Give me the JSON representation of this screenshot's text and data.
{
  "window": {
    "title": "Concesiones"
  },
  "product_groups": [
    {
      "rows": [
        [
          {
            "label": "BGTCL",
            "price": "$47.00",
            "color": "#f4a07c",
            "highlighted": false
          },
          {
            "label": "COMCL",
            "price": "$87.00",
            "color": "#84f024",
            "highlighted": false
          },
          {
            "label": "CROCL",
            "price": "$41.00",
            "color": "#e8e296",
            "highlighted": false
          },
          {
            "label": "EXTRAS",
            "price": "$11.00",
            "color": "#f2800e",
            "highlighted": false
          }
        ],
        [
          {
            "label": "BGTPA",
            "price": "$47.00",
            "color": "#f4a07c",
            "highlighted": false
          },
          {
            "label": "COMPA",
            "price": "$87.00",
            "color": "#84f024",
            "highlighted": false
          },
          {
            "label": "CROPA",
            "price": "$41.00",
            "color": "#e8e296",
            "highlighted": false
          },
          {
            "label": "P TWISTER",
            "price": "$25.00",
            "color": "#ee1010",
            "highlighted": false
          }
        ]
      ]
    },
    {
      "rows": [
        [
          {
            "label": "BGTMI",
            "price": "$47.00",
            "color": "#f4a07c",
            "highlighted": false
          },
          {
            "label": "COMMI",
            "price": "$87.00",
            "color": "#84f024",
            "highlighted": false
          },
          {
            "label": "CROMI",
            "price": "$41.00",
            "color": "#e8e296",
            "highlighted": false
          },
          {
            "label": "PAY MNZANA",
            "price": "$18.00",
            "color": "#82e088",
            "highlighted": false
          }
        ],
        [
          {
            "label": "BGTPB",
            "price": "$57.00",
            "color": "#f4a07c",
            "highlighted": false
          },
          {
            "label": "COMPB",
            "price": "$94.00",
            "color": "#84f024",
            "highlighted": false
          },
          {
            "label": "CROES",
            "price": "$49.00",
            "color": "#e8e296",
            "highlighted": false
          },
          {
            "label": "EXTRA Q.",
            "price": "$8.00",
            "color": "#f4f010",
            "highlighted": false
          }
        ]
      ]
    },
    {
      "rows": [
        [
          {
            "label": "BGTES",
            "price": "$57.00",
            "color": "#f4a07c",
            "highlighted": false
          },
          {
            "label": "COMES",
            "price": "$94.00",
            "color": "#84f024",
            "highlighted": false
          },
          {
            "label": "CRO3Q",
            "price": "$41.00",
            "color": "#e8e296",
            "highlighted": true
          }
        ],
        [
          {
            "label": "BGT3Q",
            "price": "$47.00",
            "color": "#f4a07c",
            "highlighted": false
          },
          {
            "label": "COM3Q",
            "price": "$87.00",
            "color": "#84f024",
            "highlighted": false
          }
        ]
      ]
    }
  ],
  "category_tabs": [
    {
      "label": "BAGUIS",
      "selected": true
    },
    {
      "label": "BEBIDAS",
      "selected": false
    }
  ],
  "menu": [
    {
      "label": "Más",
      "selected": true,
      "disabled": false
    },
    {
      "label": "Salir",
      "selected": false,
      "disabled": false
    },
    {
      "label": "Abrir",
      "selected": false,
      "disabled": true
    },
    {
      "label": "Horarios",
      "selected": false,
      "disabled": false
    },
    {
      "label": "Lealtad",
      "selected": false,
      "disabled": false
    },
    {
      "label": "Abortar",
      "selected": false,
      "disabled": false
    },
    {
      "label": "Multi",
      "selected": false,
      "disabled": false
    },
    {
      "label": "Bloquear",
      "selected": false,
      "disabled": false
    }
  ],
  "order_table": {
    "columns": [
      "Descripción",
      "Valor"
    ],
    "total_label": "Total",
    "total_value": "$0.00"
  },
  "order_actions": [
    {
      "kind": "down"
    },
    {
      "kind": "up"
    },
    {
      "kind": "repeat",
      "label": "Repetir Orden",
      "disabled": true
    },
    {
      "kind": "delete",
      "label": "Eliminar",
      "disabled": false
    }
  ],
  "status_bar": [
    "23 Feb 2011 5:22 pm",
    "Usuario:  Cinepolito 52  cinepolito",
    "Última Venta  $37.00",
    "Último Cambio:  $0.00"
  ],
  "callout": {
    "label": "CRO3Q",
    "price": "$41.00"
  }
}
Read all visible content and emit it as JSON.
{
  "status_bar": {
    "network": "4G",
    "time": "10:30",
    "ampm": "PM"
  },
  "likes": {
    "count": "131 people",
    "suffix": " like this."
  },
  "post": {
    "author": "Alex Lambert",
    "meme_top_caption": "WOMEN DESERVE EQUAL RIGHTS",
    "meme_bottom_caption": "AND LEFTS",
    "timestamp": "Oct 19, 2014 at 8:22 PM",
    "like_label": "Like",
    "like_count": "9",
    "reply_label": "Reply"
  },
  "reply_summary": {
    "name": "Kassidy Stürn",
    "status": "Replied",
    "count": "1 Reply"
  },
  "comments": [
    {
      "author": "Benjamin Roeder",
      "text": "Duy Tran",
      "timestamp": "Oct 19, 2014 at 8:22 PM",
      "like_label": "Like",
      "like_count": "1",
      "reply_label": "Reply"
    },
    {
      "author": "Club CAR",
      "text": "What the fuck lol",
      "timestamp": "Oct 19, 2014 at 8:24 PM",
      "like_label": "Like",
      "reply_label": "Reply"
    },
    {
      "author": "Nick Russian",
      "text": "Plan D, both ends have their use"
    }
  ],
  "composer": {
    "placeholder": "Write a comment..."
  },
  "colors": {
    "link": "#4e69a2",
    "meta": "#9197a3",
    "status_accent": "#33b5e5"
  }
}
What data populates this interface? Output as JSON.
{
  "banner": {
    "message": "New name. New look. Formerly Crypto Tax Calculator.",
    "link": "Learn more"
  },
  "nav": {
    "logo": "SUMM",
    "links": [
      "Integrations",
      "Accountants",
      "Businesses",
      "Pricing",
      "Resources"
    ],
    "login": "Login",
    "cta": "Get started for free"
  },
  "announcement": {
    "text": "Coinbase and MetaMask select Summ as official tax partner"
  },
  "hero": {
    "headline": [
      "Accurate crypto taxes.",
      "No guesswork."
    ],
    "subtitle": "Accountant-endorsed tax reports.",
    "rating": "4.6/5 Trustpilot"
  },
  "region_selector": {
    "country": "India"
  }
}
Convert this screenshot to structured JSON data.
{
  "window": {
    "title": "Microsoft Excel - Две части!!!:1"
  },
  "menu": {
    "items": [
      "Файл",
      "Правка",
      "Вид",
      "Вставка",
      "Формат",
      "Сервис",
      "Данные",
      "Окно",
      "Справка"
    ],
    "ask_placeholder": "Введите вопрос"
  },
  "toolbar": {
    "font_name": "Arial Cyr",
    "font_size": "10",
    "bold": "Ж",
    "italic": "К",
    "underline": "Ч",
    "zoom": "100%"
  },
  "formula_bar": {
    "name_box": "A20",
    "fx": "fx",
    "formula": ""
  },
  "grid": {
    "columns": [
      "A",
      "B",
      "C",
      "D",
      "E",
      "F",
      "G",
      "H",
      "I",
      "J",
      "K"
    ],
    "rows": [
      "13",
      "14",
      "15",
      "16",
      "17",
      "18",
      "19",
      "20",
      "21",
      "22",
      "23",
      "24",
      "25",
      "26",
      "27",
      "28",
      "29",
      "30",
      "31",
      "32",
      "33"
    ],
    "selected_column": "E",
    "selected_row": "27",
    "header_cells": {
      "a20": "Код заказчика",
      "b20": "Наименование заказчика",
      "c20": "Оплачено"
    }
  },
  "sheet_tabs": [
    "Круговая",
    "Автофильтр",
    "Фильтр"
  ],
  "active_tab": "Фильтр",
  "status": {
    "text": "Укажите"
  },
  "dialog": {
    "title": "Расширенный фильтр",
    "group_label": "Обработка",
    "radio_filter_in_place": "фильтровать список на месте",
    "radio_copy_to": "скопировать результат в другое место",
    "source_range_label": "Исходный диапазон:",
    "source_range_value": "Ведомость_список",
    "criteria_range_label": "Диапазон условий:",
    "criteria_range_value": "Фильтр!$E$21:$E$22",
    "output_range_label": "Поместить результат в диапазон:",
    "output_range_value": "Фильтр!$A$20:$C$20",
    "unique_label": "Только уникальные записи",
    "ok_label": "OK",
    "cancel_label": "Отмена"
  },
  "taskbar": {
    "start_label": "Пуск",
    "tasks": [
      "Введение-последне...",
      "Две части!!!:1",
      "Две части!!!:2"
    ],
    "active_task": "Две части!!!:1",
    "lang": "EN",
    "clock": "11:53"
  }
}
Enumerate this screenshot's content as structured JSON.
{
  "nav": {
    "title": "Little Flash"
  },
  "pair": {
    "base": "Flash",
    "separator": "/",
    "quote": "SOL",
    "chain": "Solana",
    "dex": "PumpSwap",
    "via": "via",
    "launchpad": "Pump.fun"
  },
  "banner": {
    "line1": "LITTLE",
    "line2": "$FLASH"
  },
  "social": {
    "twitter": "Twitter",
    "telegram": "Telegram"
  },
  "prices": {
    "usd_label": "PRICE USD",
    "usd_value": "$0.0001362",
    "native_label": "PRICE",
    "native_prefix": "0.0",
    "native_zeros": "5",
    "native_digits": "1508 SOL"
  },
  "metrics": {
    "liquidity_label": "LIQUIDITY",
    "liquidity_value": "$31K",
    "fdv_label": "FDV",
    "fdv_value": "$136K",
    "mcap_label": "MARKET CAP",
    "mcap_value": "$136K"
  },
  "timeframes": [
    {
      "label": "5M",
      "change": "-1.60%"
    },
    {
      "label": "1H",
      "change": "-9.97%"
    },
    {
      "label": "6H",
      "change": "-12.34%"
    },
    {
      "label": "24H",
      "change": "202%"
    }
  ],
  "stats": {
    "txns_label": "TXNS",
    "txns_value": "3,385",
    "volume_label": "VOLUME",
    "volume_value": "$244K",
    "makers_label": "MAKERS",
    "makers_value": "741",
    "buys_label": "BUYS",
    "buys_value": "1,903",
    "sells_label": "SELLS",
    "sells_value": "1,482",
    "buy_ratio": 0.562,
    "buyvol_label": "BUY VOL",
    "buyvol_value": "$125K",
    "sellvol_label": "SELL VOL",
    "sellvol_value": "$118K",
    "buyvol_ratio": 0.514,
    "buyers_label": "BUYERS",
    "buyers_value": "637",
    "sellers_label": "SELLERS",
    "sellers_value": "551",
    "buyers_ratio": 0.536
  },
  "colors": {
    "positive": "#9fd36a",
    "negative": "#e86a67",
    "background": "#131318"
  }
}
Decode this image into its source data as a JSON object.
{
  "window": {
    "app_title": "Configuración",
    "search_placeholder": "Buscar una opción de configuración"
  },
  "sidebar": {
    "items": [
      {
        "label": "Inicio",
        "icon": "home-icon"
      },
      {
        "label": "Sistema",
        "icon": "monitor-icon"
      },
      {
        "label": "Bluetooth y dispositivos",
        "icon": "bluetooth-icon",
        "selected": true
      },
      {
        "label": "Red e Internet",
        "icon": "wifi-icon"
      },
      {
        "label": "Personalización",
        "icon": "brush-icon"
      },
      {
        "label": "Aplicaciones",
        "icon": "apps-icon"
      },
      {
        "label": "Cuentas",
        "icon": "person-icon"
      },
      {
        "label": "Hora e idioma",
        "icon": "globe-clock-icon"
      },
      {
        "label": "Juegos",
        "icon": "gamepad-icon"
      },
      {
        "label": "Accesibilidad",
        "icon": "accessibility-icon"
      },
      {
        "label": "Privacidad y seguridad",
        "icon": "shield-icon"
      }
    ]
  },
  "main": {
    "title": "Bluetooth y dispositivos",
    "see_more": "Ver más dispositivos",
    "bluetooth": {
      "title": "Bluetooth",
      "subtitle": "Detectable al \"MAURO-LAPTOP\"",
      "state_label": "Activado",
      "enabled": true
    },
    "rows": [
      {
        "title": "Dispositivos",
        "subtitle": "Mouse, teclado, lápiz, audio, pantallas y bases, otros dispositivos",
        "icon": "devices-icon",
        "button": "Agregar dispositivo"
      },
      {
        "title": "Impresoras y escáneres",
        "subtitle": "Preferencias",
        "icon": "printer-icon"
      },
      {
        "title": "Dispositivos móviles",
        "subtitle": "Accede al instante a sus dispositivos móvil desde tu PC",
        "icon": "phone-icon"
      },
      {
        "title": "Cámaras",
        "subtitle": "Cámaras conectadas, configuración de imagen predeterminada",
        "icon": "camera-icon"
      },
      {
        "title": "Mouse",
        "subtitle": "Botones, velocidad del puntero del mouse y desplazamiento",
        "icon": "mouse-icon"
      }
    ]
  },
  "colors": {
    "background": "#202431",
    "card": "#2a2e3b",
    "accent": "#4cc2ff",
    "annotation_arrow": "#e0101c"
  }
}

|---|

Working from the listing above, pick out every line that has "результат" and copy it.

=== PROBLEM SOLUTION ===
    "radio_copy_to": "скопировать результат в другое место",
    "output_range_label": "Поместить результат в диапазон:",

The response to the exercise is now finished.